> Material to process:
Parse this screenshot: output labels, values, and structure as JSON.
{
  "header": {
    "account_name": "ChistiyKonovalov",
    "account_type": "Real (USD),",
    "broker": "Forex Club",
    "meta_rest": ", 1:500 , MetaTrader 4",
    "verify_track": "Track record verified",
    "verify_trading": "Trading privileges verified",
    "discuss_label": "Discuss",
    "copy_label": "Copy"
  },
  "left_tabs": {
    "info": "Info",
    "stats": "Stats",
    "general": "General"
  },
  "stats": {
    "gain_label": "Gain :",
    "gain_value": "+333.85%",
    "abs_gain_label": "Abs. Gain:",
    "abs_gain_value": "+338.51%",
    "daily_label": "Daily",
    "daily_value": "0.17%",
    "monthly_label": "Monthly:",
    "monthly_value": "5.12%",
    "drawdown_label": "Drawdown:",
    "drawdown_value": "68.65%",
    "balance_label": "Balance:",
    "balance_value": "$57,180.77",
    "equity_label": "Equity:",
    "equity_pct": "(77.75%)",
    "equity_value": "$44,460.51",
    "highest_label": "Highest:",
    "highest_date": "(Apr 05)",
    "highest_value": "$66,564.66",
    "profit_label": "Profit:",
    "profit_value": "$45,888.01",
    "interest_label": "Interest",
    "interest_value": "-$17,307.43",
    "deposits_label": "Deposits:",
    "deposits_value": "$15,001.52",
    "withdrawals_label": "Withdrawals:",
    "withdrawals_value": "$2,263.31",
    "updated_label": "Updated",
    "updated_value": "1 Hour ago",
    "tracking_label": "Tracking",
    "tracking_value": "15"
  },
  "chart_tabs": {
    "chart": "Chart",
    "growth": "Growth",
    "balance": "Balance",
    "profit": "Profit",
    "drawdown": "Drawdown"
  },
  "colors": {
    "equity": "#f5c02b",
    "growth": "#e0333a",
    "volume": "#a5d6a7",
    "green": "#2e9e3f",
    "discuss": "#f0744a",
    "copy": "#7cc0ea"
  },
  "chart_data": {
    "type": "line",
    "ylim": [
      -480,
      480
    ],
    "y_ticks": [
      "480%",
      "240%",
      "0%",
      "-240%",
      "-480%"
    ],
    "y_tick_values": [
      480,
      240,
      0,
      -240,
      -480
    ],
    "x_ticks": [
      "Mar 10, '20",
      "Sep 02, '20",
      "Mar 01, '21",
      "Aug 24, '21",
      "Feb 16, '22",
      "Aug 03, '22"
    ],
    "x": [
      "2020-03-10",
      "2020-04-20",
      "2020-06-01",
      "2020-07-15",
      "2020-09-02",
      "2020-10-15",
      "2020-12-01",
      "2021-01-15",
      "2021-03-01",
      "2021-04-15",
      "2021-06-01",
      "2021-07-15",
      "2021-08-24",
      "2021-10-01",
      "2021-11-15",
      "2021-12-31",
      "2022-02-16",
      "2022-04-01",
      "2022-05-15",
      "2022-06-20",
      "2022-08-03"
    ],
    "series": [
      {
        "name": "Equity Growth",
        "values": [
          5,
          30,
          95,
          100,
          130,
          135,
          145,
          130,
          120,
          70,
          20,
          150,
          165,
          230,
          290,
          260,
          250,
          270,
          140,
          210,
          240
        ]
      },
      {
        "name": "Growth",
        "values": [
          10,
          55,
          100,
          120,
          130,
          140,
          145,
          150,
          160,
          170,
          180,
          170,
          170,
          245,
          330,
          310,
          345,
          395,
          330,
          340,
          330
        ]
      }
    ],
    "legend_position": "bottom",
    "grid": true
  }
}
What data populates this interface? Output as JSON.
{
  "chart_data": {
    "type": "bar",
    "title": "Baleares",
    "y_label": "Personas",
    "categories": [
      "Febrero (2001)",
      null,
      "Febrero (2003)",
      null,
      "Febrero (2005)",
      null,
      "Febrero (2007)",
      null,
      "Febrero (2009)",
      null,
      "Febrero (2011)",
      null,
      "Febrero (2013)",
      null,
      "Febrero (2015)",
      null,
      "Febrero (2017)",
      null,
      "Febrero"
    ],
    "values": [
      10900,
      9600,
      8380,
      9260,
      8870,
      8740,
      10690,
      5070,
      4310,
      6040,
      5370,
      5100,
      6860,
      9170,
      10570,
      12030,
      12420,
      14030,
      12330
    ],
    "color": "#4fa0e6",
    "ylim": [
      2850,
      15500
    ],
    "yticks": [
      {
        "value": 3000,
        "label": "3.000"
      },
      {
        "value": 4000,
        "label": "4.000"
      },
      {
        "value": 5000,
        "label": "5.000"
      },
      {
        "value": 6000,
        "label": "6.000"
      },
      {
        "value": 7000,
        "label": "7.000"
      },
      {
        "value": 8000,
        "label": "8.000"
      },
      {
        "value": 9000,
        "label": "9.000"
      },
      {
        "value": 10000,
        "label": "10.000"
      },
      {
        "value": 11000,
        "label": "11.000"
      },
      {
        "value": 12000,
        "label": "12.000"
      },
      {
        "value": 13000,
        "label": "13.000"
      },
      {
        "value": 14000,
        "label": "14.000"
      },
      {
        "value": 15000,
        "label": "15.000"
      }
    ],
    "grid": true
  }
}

> What you have to do: The records above should be duplicated in full, exactly as given.

> Solution below:
Parse this screenshot: output labels, values, and structure as JSON.
{
  "header": {
    "account_name": "ChistiyKonovalov",
    "account_type": "Real (USD),",
    "broker": "Forex Club",
    "meta_rest": ", 1:500 , MetaTrader 4",
    "verify_track": "Track record verified",
    "verify_trading": "Trading privileges verified",
    "discuss_label": "Discuss",
    "copy_label": "Copy"
  },
  "left_tabs": {
    "info": "Info",
    "stats": "Stats",
    "general": "General"
  },
  "stats": {
    "gain_label": "Gain :",
    "gain_value": "+333.85%",
    "abs_gain_label": "Abs. Gain:",
    "abs_gain_value": "+338.51%",
    "daily_label": "Daily",
    "daily_value": "0.17%",
    "monthly_label": "Monthly:",
    "monthly_value": "5.12%",
    "drawdown_label": "Drawdown:",
    "drawdown_value": "68.65%",
    "balance_label": "Balance:",
    "balance_value": "$57,180.77",
    "equity_label": "Equity:",
    "equity_pct": "(77.75%)",
    "equity_value": "$44,460.51",
    "highest_label": "Highest:",
    "highest_date": "(Apr 05)",
    "highest_value": "$66,564.66",
    "profit_label": "Profit:",
    "profit_value": "$45,888.01",
    "interest_label": "Interest",
    "interest_value": "-$17,307.43",
    "deposits_label": "Deposits:",
    "deposits_value": "$15,001.52",
    "withdrawals_label": "Withdrawals:",
    "withdrawals_value": "$2,263.31",
    "updated_label": "Updated",
    "updated_value": "1 Hour ago",
    "tracking_label": "Tracking",
    "tracking_value": "15"
  },
  "chart_tabs": {
    "chart": "Chart",
    "growth": "Growth",
    "balance": "Balance",
    "profit": "Profit",
    "drawdown": "Drawdown"
  },
  "colors": {
    "equity": "#f5c02b",
    "growth": "#e0333a",
    "volume": "#a5d6a7",
    "green": "#2e9e3f",
    "discuss": "#f0744a",
    "copy": "#7cc0ea"
  },
  "chart_data": {
    "type": "line",
    "ylim": [
      -480,
      480
    ],
    "y_ticks": [
      "480%",
      "240%",
      "0%",
      "-240%",
      "-480%"
    ],
    "y_tick_values": [
      480,
      240,
      0,
      -240,
      -480
    ],
    "x_ticks": [
      "Mar 10, '20",
      "Sep 02, '20",
      "Mar 01, '21",
      "Aug 24, '21",
      "Feb 16, '22",
      "Aug 03, '22"
    ],
    "x": [
      "2020-03-10",
      "2020-04-20",
      "2020-06-01",
      "2020-07-15",
      "2020-09-02",
      "2020-10-15",
      "2020-12-01",
      "2021-01-15",
      "2021-03-01",
      "2021-04-15",
      "2021-06-01",
      "2021-07-15",
      "2021-08-24",
      "2021-10-01",
      "2021-11-15",
      "2021-12-31",
      "2022-02-16",
      "2022-04-01",
      "2022-05-15",
      "2022-06-20",
      "2022-08-03"
    ],
    "series": [
      {
        "name": "Equity Growth",
        "values": [
          5,
          30,
          95,
          100,
          130,
          135,
          145,
          130,
          120,
          70,
          20,
          150,
          165,
          230,
          290,
          260,
          250,
          270,
          140,
          210,
          240
        ]
      },
      {
        "name": "Growth",
        "values": [
          10,
          55,
          100,
          120,
          130,
          140,
          145,
          150,
          160,
          170,
          180,
          170,
          170,
          245,
          330,
          310,
          345,
          395,
          330,
          340,
          330
        ]
      }
    ],
    "legend_position": "bottom",
    "grid": true
  }
}
What data populates this interface? Output as JSON.
{
  "chart_data": {
    "type": "bar",
    "title": "Baleares",
    "y_label": "Personas",
    "categories": [
      "Febrero (2001)",
      null,
      "Febrero (2003)",
      null,
      "Febrero (2005)",
      null,
      "Febrero (2007)",
      null,
      "Febrero (2009)",
      null,
      "Febrero (2011)",
      null,
      "Febrero (2013)",
      null,
      "Febrero (2015)",
      null,
      "Febrero (2017)",
      null,
      "Febrero"
    ],
    "values": [
      10900,
      9600,
      8380,
      9260,
      8870,
      8740,
      10690,
      5070,
      4310,
      6040,
      5370,
      5100,
      6860,
      9170,
      10570,
      12030,
      12420,
      14030,
      12330
    ],
    "color": "#4fa0e6",
    "ylim": [
      2850,
      15500
    ],
    "yticks": [
      {
        "value": 3000,
        "label": "3.000"
      },
      {
        "value": 4000,
        "label": "4.000"
      },
      {
        "value": 5000,
        "label": "5.000"
      },
      {
        "value": 6000,
        "label": "6.000"
      },
      {
        "value": 7000,
        "label": "7.000"
      },
      {
        "value": 8000,
        "label": "8.000"
      },
      {
        "value": 9000,
        "label": "9.000"
      },
      {
        "value": 10000,
        "label": "10.000"
      },
      {
        "value": 11000,
        "label": "11.000"
      },
      {
        "value": 12000,
        "label": "12.000"
      },
      {
        "value": 13000,
        "label": "13.000"
      },
      {
        "value": 14000,
        "label": "14.000"
      },
      {
        "value": 15000,
        "label": "15.000"
      }
    ],
    "grid": true
  }
}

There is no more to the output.